══ Data shown ══

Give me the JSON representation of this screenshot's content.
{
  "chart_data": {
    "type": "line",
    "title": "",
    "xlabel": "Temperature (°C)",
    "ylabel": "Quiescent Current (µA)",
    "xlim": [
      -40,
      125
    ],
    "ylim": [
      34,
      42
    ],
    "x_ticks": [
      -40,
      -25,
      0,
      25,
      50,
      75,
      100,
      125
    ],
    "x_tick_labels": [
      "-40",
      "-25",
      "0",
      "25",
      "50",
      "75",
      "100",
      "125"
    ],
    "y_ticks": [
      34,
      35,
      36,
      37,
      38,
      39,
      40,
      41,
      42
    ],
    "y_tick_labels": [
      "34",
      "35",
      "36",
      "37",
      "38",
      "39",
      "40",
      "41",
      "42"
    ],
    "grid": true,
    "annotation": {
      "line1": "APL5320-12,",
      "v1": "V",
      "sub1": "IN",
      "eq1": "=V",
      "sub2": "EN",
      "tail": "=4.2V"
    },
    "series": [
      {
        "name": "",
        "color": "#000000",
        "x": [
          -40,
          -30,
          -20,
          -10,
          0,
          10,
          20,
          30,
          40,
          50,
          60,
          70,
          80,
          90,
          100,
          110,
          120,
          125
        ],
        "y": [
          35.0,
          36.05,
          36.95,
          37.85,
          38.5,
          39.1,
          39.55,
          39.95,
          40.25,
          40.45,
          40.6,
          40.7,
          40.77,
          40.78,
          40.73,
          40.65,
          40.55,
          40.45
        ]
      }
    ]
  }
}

═══

■ Set task:
Copy every line exactly. Leave nothing out.

■ Answer to the exercise:
Give me the JSON representation of this screenshot's content.
{
  "chart_data": {
    "type": "line",
    "title": "",
    "xlabel": "Temperature (°C)",
    "ylabel": "Quiescent Current (µA)",
    "xlim": [
      -40,
      125
    ],
    "ylim": [
      34,
      42
    ],
    "x_ticks": [
      -40,
      -25,
      0,
      25,
      50,
      75,
      100,
      125
    ],
    "x_tick_labels": [
      "-40",
      "-25",
      "0",
      "25",
      "50",
      "75",
      "100",
      "125"
    ],
    "y_ticks": [
      34,
      35,
      36,
      37,
      38,
      39,
      40,
      41,
      42
    ],
    "y_tick_labels": [
      "34",
      "35",
      "36",
      "37",
      "38",
      "39",
      "40",
      "41",
      "42"
    ],
    "grid": true,
    "annotation": {
      "line1": "APL5320-12,",
      "v1": "V",
      "sub1": "IN",
      "eq1": "=V",
      "sub2": "EN",
      "tail": "=4.2V"
    },
    "series": [
      {
        "name": "",
        "color": "#000000",
        "x": [
          -40,
          -30,
          -20,
          -10,
          0,
          10,
          20,
          30,
          40,
          50,
          60,
          70,
          80,
          90,
          100,
          110,
          120,
          125
        ],
        "y": [
          35.0,
          36.05,
          36.95,
          37.85,
          38.5,
          39.1,
          39.55,
          39.95,
          40.25,
          40.45,
          40.6,
          40.7,
          40.77,
          40.78,
          40.73,
          40.65,
          40.55,
          40.45
        ]
      }
    ]
  }
}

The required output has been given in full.